→ **WHAT YOU ARE ASKED TO DO**: Pick out the lines below that include the string "this".

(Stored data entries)
□ □ □
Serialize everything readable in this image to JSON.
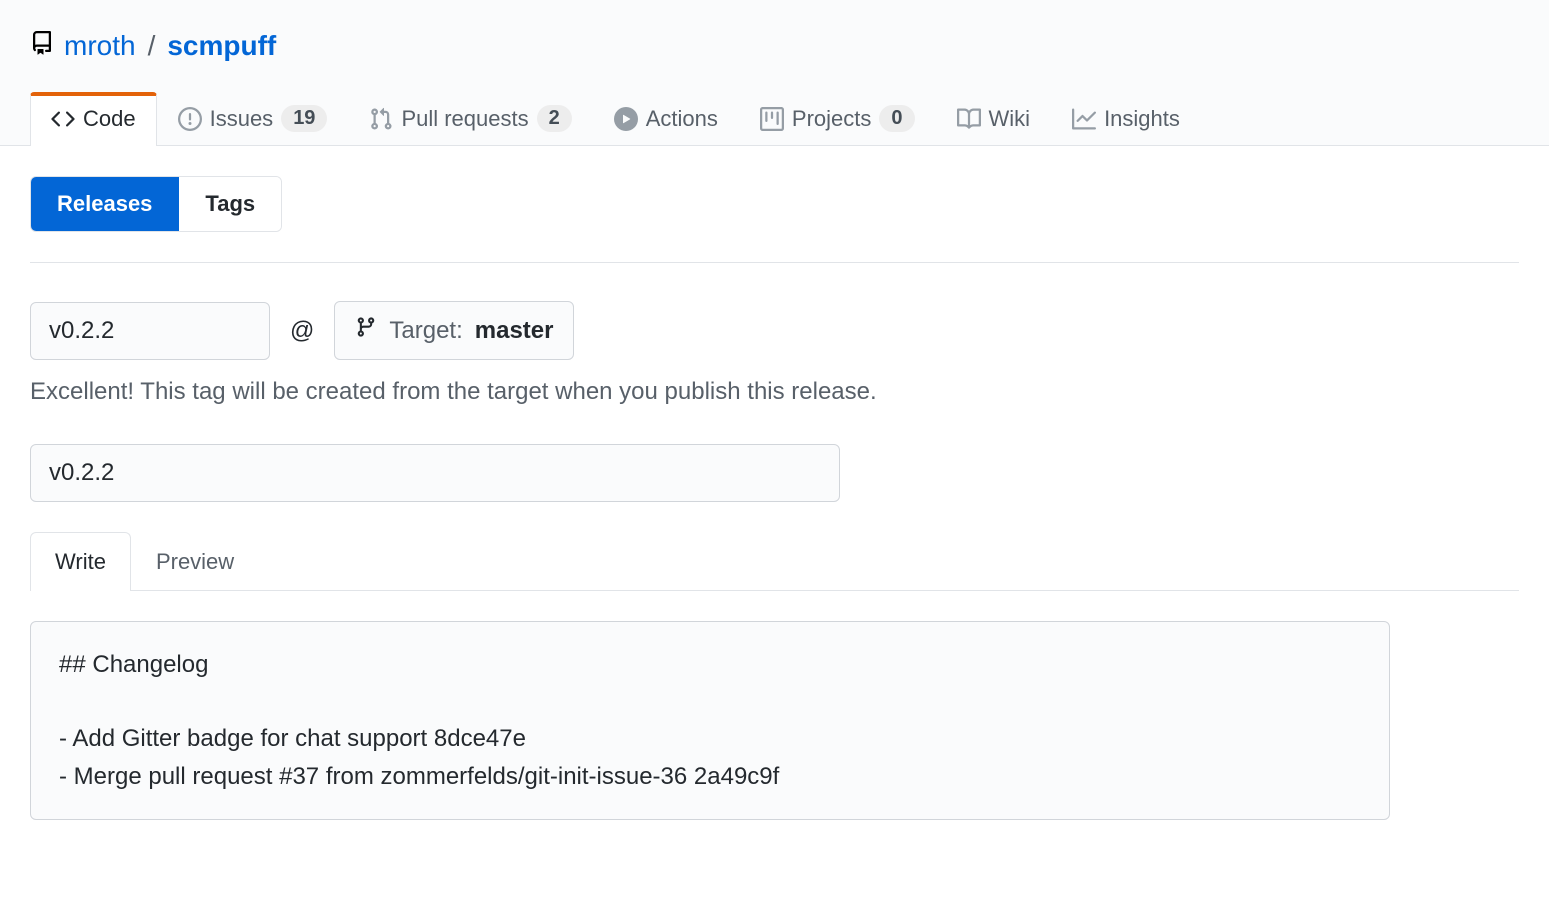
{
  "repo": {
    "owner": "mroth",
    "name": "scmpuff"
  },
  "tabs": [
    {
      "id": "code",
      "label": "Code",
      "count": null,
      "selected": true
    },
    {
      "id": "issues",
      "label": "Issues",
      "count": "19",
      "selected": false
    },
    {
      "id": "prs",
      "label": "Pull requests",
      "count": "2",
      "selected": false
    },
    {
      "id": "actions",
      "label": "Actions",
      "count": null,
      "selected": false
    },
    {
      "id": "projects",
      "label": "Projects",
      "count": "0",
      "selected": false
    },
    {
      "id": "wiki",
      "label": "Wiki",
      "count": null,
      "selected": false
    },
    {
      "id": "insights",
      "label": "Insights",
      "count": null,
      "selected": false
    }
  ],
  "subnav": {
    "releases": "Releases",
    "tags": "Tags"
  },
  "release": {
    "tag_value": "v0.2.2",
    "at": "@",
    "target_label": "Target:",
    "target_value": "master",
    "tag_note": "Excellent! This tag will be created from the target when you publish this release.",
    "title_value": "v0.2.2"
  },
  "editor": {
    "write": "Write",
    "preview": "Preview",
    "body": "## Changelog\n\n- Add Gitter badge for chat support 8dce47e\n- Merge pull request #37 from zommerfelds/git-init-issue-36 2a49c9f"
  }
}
□ □ □
→ **EXERCISE OUTPUT**:
Serialize everything readable in this image to JSON.
    "tag_note": "Excellent! This tag will be created from the target when you publish this release.",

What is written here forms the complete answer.